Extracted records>
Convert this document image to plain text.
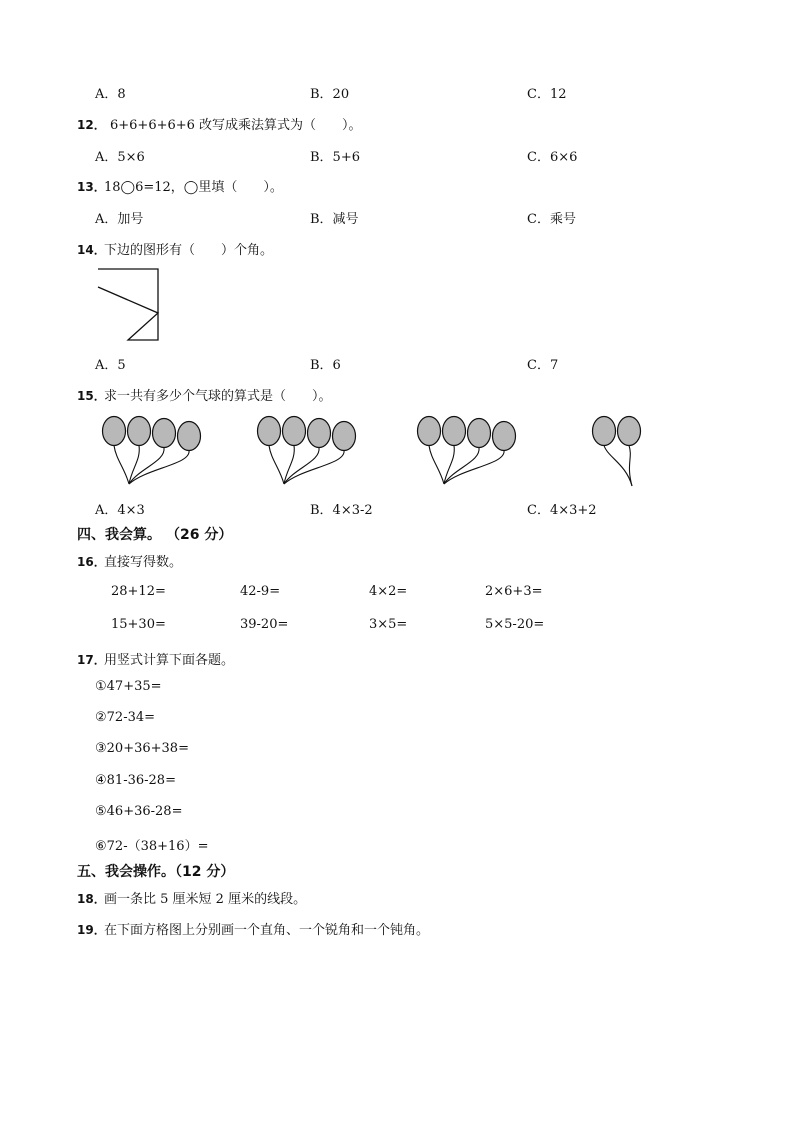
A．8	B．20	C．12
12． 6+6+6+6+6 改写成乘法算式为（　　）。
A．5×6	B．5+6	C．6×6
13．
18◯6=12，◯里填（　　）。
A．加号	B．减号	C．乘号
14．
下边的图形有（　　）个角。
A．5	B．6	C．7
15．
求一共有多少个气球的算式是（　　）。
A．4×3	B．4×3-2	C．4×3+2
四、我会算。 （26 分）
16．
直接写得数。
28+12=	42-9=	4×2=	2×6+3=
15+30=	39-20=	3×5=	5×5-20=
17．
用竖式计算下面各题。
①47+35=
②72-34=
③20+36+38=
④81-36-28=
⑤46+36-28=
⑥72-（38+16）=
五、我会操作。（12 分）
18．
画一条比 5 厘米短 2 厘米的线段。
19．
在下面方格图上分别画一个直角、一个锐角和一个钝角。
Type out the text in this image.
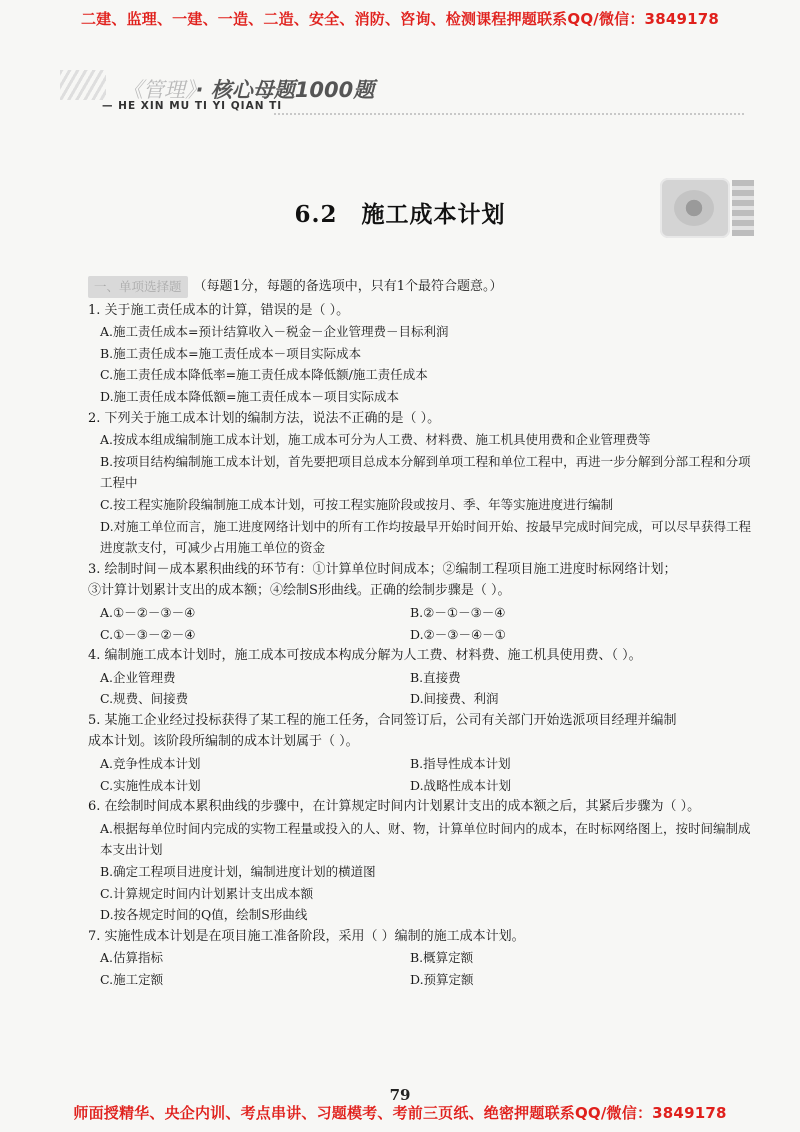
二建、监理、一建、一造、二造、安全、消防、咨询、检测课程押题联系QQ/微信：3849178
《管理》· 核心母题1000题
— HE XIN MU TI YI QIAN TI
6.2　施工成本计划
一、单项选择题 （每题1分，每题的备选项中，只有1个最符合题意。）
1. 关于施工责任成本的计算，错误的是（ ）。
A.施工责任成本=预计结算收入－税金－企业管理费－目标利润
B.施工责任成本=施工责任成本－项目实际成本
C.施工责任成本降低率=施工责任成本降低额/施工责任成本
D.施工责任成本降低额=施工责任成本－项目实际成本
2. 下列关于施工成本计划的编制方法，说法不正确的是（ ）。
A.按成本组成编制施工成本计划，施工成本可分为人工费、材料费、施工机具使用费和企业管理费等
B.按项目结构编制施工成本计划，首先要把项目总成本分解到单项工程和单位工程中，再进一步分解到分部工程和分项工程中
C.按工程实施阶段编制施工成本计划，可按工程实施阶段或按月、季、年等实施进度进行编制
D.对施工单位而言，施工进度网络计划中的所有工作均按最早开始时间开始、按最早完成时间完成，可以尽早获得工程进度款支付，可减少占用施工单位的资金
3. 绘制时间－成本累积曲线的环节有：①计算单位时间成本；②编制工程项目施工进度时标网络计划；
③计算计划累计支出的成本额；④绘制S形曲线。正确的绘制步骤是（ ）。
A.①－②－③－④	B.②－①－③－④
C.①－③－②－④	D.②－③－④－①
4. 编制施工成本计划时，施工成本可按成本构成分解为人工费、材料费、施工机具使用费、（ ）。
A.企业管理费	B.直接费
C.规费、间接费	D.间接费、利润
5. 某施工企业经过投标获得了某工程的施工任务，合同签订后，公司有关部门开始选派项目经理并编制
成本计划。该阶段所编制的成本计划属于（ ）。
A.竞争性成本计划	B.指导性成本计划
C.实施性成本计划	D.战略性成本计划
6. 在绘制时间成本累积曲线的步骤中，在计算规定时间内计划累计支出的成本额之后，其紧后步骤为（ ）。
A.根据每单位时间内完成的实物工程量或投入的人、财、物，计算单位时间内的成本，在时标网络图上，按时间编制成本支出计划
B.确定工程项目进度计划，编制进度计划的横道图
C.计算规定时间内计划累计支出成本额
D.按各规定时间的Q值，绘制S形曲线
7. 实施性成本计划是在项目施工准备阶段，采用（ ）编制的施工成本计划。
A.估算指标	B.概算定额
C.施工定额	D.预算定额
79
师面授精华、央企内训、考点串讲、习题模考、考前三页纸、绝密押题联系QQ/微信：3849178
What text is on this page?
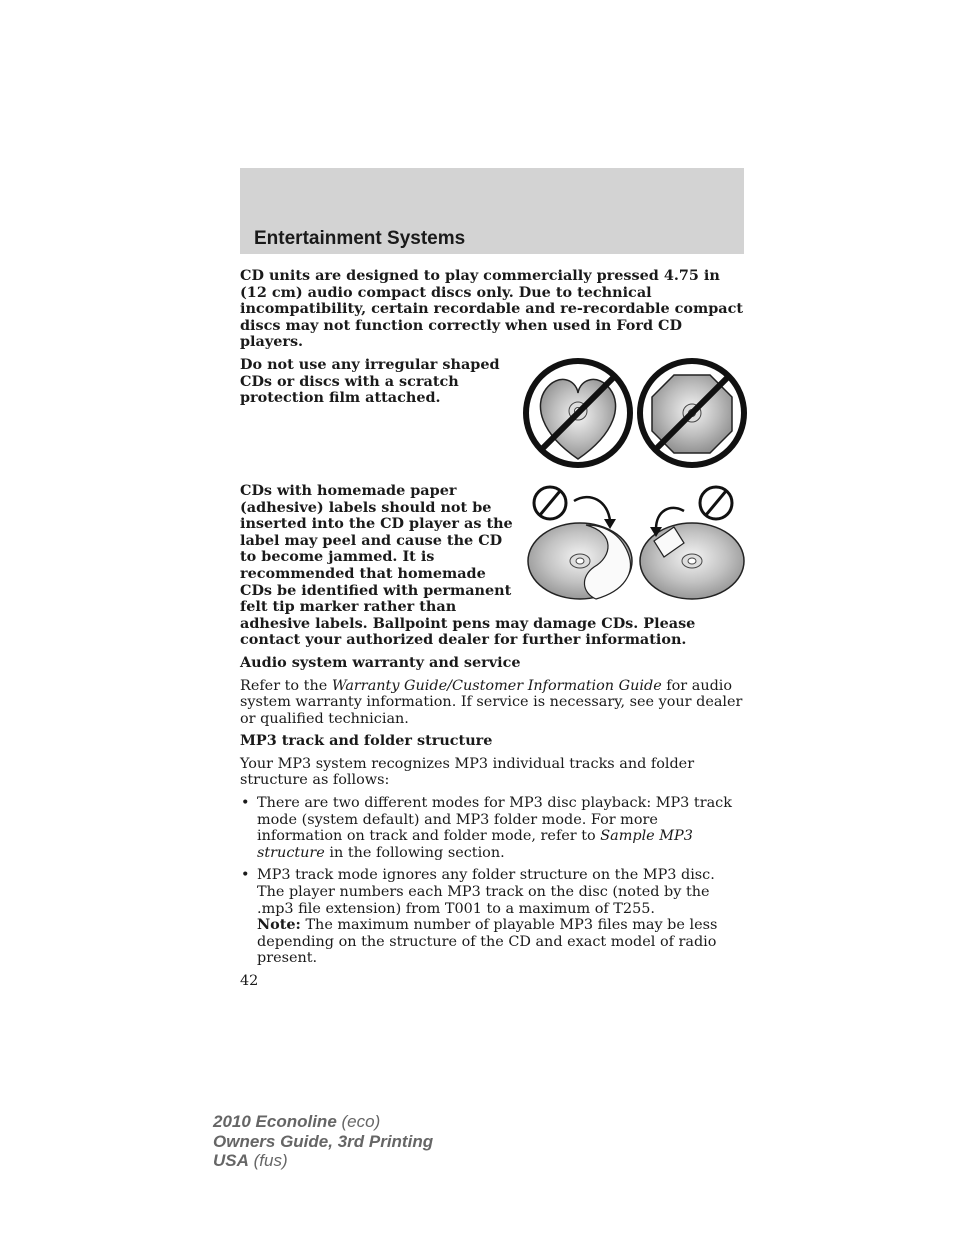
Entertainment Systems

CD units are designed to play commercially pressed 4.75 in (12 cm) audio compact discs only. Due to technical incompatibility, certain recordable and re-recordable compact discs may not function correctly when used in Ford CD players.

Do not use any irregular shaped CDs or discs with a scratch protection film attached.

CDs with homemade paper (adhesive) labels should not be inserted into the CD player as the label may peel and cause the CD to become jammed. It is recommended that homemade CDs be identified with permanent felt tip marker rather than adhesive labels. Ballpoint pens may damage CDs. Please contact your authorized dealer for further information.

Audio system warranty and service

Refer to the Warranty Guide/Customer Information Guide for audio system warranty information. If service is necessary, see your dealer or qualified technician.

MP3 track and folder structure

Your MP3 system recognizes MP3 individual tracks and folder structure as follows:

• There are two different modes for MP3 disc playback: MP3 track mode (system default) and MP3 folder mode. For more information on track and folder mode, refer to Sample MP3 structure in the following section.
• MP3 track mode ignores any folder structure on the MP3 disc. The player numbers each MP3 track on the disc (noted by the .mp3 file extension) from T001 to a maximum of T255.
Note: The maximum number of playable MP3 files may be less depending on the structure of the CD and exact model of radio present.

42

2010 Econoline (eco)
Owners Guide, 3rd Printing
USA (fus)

Task details> Using the entries above, return each line in which the word "structure" occurs.

Exercise output>
MP3 track and folder structure
Your MP3 system recognizes MP3 individual tracks and folder structure as follows:
• There are two different modes for MP3 disc playback: MP3 track mode (system default) and MP3 folder mode. For more information on track and folder mode, refer to Sample MP3 structure in the following section.
• MP3 track mode ignores any folder structure on the MP3 disc. The player numbers each MP3 track on the disc (noted by the .mp3 file extension) from T001 to a maximum of T255.
Note: The maximum number of playable MP3 files may be less depending on the structure of the CD and exact model of radio present.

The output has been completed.